▸ Job: Lift out each line of the data that holds "hours".

▸ Given records:
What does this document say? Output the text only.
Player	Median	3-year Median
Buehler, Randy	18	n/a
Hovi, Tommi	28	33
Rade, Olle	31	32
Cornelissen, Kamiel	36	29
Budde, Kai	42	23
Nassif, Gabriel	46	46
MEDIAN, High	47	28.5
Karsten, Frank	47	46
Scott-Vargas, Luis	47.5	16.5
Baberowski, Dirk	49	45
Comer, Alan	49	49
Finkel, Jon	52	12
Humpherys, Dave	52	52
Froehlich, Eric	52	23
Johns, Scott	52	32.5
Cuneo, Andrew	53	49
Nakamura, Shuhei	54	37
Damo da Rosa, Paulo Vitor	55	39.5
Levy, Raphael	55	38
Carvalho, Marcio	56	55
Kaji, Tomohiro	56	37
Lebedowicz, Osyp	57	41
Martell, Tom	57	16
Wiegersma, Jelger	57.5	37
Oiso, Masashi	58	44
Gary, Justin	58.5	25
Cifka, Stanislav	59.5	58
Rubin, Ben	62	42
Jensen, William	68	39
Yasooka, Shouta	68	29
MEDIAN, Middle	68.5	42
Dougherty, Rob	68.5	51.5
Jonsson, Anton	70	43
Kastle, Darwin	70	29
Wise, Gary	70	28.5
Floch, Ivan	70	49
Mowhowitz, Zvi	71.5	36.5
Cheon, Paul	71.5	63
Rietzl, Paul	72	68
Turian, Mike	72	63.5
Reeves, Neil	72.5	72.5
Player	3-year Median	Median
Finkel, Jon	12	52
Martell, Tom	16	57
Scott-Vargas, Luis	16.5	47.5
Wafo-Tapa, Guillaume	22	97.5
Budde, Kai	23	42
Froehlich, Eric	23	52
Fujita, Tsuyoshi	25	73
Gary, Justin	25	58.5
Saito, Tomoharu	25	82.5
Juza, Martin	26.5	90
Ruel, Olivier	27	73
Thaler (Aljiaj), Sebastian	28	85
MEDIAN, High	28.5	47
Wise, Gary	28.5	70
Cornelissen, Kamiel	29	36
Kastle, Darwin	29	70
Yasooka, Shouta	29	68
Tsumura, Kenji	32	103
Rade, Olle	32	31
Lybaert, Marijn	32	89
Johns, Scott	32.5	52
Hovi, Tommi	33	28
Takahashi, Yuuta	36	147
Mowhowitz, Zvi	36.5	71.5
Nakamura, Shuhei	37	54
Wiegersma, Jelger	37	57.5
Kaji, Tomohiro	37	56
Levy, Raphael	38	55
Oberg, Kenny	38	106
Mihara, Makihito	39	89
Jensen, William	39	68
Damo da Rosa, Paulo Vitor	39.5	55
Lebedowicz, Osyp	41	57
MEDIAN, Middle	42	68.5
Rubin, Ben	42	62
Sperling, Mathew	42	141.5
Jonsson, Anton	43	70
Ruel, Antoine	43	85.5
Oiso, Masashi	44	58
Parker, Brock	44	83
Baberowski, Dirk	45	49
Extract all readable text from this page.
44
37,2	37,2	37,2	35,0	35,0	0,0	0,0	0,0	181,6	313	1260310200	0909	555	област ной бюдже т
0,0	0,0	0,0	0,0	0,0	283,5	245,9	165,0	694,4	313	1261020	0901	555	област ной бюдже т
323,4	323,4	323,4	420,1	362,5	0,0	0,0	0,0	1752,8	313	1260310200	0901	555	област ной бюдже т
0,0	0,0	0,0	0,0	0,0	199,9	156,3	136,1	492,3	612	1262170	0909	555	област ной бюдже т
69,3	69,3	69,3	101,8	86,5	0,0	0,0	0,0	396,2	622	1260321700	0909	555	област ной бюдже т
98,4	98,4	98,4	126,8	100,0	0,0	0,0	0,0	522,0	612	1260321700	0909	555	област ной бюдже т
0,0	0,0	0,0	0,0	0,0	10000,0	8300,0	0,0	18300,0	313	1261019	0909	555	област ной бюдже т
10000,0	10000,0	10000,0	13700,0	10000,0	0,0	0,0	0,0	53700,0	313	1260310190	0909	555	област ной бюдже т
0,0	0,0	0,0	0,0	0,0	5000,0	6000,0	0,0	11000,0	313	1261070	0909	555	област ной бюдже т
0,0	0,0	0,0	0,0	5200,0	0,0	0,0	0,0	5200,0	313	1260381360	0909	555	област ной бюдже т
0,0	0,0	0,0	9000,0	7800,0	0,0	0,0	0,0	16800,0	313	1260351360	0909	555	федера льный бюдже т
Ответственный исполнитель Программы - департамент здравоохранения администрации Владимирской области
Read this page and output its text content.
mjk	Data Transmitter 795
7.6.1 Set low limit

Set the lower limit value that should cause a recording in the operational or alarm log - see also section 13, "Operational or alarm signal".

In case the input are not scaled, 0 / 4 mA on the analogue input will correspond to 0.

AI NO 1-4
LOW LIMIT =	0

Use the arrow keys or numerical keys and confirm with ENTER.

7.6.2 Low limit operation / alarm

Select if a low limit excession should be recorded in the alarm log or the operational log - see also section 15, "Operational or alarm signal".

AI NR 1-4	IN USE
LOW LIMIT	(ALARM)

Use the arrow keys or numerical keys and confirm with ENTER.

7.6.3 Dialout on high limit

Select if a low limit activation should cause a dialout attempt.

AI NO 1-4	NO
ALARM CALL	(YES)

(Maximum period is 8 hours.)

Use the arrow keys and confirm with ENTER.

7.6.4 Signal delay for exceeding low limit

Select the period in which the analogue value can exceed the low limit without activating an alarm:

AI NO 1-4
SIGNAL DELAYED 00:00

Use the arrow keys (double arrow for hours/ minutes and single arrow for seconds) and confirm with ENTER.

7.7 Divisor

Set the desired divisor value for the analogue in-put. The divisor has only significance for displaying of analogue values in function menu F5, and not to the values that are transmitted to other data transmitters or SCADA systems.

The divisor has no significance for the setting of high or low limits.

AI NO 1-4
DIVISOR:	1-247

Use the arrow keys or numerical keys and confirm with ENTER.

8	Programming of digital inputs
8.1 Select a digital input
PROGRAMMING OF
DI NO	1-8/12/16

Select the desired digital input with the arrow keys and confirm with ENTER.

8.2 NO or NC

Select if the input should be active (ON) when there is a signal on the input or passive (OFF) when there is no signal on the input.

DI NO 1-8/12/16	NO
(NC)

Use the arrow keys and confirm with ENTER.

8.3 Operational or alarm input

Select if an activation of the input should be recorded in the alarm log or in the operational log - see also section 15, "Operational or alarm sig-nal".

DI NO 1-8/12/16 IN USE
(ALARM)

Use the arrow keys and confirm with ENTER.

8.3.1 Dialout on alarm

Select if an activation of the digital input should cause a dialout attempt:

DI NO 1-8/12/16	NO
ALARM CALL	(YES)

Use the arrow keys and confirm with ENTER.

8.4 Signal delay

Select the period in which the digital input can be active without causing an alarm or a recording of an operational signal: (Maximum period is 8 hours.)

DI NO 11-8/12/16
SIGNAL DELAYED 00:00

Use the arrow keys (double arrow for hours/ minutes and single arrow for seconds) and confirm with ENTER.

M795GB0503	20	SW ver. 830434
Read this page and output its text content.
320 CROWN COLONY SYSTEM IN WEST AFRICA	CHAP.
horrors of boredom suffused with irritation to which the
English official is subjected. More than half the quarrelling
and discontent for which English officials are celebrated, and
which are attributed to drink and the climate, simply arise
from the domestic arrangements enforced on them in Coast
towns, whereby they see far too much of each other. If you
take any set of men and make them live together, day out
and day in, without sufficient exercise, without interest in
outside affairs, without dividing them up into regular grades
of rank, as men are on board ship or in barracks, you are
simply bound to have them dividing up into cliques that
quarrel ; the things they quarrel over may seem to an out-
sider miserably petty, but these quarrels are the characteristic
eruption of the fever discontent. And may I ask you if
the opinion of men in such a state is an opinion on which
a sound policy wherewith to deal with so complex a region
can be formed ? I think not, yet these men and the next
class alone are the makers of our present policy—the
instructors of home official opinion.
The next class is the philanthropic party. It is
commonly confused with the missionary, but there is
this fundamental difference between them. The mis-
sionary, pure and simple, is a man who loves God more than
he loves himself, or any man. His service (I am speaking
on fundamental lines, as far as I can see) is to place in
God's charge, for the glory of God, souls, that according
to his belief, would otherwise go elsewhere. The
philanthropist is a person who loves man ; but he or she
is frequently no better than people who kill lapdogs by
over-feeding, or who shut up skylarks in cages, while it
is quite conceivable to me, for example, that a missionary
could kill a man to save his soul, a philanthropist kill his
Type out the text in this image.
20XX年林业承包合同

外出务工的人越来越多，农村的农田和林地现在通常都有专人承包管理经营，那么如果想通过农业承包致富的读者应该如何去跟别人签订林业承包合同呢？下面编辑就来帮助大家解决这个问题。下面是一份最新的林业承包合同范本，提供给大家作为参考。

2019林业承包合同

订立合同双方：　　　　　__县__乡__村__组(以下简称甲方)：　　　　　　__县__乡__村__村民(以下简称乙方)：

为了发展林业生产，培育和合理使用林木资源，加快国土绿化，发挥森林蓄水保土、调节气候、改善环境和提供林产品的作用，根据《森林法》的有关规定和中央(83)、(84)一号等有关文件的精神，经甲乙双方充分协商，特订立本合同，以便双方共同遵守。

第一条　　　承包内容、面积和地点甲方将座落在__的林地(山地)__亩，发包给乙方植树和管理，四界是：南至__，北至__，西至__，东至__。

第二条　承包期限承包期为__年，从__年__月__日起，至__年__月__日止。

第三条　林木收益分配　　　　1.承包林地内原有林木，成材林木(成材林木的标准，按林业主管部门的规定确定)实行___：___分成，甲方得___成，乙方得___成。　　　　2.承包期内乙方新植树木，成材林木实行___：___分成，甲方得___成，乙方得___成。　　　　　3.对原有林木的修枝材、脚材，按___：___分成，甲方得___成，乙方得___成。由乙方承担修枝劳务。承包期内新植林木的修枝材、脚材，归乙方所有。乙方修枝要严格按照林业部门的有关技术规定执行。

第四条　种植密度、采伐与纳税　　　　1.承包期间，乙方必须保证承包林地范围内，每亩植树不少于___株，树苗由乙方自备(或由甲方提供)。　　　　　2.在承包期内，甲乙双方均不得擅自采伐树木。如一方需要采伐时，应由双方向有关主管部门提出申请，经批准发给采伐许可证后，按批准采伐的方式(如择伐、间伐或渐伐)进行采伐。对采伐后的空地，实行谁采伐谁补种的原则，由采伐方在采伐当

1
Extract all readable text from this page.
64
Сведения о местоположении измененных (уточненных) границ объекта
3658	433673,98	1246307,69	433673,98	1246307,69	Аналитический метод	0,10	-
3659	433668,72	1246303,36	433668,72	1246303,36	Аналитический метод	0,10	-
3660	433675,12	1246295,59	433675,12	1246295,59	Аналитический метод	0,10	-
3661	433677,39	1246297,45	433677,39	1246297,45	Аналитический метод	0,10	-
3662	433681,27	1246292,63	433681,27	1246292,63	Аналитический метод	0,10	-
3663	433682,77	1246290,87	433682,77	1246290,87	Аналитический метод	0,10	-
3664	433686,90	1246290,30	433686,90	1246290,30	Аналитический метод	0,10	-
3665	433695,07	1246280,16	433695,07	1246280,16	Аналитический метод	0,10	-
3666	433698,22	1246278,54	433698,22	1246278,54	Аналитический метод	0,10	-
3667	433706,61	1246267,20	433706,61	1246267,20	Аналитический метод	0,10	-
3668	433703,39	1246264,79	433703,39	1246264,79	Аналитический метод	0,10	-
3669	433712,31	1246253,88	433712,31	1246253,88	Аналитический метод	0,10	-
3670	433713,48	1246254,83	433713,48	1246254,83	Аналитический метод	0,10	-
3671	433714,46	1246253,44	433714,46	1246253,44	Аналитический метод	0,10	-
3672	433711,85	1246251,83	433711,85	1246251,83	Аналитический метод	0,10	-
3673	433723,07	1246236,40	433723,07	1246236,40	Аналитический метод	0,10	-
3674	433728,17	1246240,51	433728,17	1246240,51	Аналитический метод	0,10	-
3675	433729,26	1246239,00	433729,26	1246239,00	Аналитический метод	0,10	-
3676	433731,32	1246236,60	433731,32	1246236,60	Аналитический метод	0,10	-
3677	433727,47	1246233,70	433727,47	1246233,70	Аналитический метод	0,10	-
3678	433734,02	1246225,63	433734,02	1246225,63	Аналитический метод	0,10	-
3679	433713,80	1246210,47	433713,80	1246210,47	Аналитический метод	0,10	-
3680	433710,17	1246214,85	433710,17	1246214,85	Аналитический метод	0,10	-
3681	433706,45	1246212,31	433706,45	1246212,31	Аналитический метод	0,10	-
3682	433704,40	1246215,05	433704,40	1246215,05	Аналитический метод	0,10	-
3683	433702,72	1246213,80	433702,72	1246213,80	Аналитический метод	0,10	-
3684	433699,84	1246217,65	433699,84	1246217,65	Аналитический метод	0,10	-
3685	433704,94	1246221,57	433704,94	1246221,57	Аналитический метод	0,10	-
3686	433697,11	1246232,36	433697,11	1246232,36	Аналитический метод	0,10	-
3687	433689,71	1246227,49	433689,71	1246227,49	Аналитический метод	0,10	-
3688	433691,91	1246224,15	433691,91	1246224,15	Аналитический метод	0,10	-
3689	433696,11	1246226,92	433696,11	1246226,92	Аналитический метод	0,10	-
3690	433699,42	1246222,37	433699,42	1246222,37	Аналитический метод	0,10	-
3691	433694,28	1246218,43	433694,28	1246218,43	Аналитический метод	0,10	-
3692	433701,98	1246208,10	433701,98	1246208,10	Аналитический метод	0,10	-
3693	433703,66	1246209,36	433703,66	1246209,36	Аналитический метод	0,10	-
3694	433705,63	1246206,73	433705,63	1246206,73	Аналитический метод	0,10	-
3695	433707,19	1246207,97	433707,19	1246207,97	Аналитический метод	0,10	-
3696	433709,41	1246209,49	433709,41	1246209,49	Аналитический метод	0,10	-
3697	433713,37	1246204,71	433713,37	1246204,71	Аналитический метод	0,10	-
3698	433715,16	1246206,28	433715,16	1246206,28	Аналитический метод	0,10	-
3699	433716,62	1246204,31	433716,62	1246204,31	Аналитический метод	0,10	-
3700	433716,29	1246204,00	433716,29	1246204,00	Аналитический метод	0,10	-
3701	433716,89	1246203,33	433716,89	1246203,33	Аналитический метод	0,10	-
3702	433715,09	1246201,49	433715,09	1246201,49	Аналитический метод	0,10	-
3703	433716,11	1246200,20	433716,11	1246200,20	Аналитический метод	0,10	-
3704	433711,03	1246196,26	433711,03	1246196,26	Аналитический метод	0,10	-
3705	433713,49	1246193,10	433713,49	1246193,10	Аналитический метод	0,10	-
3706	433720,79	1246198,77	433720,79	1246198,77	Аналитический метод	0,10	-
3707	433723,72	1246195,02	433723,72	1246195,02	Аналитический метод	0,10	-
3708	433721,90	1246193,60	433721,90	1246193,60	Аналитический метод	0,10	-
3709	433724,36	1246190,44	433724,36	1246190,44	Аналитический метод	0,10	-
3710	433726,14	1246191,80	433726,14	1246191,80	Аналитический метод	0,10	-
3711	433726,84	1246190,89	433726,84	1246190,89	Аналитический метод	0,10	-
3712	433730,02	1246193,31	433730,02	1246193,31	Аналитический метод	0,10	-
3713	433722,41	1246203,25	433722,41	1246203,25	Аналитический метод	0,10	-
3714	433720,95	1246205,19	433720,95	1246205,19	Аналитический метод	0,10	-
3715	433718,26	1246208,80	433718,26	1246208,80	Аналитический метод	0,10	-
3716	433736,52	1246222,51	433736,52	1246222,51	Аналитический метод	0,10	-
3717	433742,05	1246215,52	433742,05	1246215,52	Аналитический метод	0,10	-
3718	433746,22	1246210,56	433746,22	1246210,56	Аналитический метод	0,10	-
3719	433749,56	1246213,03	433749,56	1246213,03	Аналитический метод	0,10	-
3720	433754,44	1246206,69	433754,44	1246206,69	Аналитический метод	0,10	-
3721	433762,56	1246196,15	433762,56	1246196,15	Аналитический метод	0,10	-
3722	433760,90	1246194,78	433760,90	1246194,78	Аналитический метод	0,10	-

▸ The answer:
(Maximum period is 8 hours.)
Use the arrow keys (double arrow for hours/ minutes and single arrow for seconds) and confirm with ENTER.
Select the period in which the digital input can be active without causing an alarm or a recording of an operational signal: (Maximum period is 8 hours.)
Use the arrow keys (double arrow for hours/ minutes and single arrow for seconds) and confirm with ENTER.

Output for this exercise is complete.